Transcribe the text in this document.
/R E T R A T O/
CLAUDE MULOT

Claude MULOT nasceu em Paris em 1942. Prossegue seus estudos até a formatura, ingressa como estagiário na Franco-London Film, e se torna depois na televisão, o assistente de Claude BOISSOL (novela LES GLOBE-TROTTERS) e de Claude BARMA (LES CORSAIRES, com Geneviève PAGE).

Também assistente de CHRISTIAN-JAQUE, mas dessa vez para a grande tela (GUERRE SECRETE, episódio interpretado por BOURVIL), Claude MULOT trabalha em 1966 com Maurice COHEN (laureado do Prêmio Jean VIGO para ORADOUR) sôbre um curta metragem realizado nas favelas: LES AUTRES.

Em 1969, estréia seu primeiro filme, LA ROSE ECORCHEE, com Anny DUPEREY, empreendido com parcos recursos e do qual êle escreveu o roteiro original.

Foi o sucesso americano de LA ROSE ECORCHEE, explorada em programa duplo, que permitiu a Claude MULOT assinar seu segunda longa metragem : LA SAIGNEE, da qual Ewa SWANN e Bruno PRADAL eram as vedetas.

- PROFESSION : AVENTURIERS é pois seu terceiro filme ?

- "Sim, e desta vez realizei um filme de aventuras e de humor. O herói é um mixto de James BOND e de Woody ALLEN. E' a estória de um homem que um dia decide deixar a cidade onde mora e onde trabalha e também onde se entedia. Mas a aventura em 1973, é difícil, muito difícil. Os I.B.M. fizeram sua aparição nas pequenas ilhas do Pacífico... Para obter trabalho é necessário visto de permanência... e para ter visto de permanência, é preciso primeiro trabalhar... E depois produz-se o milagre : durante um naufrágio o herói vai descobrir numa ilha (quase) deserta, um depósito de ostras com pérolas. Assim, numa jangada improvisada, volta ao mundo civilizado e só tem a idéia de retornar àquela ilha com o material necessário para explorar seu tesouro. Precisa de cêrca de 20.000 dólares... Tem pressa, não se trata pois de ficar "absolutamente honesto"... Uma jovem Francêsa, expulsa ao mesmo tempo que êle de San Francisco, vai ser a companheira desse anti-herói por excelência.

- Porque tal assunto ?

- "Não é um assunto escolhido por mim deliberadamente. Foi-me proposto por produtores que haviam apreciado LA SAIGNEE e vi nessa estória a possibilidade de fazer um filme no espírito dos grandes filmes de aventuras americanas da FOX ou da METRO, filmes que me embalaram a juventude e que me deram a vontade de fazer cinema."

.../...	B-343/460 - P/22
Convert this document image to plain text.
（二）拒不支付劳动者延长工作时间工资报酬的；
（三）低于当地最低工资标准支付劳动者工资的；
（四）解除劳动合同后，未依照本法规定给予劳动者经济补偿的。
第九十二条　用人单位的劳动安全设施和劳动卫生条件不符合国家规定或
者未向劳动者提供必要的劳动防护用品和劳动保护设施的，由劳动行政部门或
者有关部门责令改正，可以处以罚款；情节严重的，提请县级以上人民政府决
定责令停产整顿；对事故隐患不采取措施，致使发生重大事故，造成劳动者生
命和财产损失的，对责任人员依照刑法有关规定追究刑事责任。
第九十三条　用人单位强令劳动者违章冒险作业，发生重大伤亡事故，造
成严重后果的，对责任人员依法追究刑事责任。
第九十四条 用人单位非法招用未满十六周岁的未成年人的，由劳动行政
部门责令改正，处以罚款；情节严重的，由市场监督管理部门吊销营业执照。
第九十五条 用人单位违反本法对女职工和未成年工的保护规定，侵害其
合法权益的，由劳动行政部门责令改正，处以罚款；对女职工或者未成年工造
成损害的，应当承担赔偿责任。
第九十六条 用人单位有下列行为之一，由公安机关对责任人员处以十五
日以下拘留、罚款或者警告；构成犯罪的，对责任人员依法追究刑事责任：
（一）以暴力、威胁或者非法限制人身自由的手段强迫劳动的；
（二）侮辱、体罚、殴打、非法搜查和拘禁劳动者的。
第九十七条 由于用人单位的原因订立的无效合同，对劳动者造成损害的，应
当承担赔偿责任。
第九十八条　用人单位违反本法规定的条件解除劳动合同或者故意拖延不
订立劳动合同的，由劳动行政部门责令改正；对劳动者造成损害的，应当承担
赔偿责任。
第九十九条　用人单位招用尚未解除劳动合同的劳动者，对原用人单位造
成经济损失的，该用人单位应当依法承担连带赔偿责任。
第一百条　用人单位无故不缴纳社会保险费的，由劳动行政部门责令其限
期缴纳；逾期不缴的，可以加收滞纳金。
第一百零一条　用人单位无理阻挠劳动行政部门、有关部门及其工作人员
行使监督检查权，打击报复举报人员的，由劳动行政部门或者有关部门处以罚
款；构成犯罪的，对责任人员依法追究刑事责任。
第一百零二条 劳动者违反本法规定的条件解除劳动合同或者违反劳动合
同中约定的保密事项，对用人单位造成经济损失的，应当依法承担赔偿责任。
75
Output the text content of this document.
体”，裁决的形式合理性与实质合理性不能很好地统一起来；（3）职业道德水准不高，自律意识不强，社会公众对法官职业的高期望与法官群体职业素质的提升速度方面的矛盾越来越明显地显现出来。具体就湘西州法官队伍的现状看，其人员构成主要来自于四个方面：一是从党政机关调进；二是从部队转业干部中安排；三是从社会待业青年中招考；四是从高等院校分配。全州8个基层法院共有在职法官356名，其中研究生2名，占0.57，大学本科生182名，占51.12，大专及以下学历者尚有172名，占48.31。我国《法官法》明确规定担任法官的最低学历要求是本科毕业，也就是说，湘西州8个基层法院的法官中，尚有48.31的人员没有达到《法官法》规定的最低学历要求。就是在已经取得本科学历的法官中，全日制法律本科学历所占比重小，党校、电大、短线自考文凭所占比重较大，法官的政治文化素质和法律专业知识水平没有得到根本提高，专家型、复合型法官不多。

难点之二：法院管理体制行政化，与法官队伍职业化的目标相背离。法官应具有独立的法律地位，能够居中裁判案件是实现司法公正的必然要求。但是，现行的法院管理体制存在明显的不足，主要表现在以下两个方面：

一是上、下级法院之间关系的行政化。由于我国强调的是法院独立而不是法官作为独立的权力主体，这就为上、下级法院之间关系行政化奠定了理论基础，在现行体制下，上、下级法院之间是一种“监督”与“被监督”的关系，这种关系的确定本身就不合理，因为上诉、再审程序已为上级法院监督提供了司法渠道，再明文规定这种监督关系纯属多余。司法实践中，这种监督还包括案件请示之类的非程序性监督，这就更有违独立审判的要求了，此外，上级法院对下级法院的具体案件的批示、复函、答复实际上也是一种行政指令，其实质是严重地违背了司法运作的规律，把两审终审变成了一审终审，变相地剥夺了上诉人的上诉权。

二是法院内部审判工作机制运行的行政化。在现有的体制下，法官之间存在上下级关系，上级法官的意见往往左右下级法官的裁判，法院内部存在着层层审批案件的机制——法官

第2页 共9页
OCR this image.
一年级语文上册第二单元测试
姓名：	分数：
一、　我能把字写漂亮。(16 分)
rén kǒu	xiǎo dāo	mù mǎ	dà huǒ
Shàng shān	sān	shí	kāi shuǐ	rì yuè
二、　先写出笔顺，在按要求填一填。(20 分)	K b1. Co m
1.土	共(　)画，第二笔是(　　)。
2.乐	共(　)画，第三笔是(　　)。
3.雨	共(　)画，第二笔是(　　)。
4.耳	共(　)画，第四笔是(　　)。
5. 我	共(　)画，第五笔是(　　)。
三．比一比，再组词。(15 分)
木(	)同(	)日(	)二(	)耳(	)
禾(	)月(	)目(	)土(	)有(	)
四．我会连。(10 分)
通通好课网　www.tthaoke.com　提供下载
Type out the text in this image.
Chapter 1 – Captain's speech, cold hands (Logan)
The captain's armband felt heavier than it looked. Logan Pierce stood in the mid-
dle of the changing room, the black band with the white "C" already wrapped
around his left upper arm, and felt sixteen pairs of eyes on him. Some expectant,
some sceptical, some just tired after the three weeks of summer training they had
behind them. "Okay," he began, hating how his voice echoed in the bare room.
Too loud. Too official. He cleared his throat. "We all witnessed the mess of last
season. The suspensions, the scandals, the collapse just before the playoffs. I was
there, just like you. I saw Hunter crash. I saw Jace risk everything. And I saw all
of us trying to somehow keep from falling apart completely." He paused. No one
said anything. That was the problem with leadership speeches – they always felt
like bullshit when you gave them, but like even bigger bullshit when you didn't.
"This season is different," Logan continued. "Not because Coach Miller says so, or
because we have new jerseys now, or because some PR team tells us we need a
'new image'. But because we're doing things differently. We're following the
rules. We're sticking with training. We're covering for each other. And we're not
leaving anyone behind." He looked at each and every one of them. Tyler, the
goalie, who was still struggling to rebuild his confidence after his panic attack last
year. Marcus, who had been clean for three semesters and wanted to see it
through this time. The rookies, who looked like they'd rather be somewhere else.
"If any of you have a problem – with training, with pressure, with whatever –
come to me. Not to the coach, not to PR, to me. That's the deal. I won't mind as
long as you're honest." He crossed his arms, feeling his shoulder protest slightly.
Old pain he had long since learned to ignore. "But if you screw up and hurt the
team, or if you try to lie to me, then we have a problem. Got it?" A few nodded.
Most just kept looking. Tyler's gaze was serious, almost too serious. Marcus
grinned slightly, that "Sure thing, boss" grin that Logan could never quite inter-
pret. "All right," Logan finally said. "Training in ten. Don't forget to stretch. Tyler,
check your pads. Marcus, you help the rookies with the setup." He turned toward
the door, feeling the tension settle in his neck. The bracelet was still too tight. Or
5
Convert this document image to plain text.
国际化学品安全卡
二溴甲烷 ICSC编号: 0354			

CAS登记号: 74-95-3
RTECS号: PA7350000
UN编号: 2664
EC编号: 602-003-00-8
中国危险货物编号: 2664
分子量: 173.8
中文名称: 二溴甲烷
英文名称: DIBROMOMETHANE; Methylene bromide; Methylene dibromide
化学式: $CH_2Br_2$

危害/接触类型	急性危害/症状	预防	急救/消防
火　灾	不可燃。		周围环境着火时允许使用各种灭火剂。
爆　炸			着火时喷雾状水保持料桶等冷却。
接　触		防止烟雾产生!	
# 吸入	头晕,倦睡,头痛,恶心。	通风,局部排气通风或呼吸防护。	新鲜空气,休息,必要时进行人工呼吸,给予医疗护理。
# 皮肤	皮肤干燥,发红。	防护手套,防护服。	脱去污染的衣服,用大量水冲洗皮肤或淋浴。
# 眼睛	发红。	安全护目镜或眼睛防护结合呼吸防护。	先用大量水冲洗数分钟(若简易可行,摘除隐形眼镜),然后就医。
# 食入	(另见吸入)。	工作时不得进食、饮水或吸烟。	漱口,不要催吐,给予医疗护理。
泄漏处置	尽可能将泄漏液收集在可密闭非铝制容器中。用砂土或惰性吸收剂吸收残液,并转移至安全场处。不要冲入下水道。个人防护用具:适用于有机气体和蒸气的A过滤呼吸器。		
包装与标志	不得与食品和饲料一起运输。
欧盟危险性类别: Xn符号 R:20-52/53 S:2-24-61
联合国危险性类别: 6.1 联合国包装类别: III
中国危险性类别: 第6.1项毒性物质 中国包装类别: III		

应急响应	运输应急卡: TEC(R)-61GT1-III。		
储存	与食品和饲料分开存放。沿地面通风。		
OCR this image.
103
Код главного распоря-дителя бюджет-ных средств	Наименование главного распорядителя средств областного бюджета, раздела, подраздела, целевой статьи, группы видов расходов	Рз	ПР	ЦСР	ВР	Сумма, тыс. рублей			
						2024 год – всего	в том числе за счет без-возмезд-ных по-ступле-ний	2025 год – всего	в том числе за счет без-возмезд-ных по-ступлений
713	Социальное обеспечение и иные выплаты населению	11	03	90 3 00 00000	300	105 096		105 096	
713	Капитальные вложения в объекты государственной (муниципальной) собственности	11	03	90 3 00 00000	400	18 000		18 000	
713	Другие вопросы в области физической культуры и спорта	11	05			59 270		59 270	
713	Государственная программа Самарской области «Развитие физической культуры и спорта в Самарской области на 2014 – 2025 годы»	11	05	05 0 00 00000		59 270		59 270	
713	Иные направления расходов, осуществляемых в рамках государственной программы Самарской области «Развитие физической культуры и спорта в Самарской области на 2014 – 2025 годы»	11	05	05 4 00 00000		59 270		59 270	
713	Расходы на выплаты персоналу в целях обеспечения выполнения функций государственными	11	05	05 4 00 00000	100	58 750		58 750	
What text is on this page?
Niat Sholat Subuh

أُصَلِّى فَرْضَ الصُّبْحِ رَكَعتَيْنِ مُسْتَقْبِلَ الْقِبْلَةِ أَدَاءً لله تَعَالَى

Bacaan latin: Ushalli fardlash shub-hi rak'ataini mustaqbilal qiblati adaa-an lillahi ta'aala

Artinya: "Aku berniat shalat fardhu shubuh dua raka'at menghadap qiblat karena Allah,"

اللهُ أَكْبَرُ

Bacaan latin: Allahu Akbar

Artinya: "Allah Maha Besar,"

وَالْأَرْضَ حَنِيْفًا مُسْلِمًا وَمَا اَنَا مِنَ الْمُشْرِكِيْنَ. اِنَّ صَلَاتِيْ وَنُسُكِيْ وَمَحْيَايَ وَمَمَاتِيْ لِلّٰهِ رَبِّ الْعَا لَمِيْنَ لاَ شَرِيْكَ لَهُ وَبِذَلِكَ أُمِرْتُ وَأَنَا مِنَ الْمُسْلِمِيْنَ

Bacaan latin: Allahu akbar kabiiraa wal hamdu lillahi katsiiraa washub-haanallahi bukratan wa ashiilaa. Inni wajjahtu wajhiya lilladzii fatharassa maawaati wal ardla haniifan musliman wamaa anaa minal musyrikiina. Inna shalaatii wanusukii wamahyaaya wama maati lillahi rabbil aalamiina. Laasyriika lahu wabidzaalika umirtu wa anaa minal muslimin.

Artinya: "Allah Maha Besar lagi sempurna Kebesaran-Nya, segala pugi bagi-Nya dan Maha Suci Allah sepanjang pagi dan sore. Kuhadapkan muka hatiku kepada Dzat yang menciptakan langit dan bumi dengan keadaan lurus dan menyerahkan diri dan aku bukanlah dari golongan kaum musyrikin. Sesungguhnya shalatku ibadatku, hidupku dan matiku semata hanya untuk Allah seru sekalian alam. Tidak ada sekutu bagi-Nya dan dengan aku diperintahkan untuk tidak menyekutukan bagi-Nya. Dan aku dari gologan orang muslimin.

+++++

- [Exercise]: Go through the records above, find every line with the word "Allahu", and list those lines.

- [Complete output]:
Bacaan latin: Allahu Akbar
Bacaan latin: Allahu akbar kabiiraa wal hamdu lillahi katsiiraa washub-haanallahi bukratan wa ashiilaa. Inni wajjahtu wajhiya lilladzii fatharassa maawaati wal ardla haniifan musliman wamaa anaa minal musyrikiina. Inna shalaatii wanusukii wamahyaaya wama maati lillahi rabbil aalamiina. Laasyriika lahu wabidzaalika umirtu wa anaa minal muslimin.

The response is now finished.